# AIM OF THE TASK:
Find each line with the word "Quintilianus" and copy it.

# RECORDS FOR PROCESSING:
──────────

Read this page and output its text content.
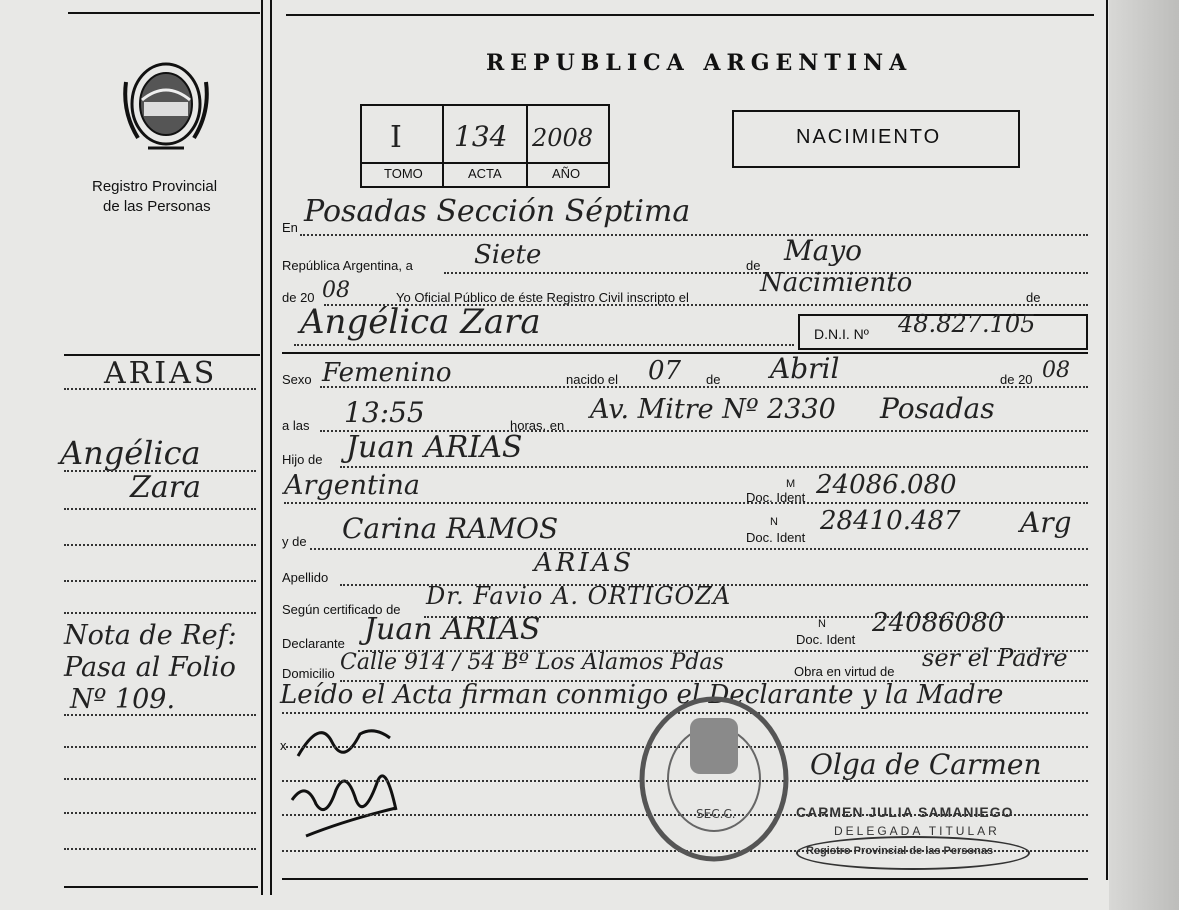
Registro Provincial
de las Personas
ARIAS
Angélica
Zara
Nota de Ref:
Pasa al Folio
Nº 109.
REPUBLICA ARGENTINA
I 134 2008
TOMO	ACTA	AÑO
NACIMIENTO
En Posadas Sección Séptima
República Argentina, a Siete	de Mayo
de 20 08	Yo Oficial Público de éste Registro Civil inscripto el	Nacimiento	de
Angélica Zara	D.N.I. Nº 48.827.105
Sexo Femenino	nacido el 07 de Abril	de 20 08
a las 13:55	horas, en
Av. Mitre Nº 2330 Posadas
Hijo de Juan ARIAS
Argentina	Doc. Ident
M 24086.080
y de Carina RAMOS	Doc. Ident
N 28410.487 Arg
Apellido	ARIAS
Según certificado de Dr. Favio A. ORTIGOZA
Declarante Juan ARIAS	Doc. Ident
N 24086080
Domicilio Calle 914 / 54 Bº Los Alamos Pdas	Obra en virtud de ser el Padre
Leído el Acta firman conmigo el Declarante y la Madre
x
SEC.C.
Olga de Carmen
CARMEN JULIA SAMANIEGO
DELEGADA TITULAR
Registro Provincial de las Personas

──────────

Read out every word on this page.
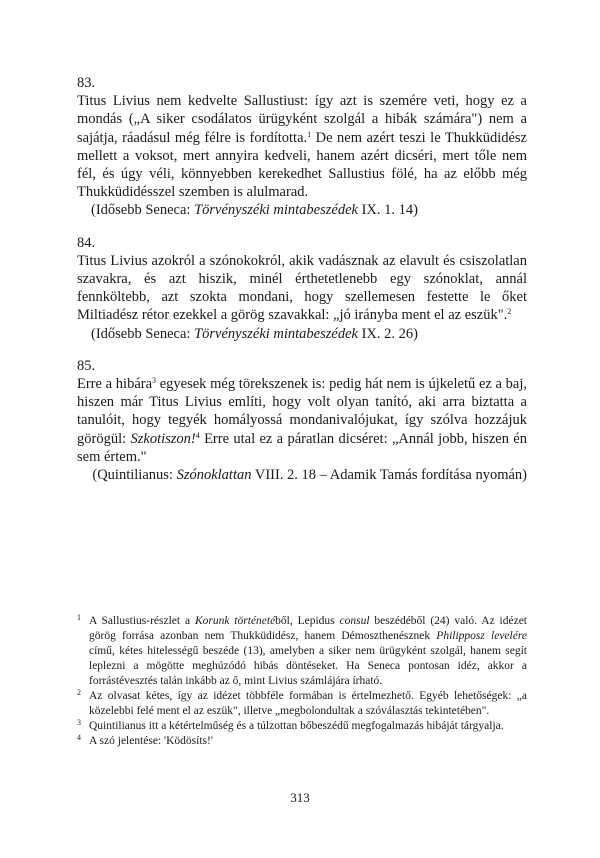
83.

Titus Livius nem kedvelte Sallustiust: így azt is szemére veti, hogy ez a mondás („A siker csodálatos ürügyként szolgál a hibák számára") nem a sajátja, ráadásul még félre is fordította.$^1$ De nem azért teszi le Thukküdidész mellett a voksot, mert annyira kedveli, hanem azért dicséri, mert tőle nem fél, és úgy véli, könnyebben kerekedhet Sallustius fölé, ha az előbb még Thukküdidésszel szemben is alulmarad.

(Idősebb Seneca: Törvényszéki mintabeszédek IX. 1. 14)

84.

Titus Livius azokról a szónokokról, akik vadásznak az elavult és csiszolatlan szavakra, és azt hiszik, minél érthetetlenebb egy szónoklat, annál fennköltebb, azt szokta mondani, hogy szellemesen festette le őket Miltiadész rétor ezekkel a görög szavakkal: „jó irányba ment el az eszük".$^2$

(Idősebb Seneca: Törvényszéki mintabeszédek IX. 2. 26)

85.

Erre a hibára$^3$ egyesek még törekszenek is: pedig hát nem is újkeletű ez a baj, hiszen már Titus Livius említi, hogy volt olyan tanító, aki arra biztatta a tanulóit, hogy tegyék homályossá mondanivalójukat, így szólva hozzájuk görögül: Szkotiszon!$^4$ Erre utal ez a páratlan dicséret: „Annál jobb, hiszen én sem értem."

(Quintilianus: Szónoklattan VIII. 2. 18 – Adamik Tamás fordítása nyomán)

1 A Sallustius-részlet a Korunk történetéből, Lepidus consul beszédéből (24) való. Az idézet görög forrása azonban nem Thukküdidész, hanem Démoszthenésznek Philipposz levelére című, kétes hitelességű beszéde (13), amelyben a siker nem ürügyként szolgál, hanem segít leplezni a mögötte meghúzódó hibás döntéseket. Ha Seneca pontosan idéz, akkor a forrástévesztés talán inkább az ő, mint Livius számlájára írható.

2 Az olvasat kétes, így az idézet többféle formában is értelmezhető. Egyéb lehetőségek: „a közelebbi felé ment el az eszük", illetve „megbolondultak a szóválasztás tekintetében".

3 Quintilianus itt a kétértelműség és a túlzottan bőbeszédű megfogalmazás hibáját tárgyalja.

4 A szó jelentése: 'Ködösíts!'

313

──────────

# OUTPUT:
(Quintilianus: Szónoklattan VIII. 2. 18 – Adamik Tamás fordítása nyomán)
3 Quintilianus itt a kétértelműség és a túlzottan bőbeszédű megfogalmazás hibáját tárgyalja.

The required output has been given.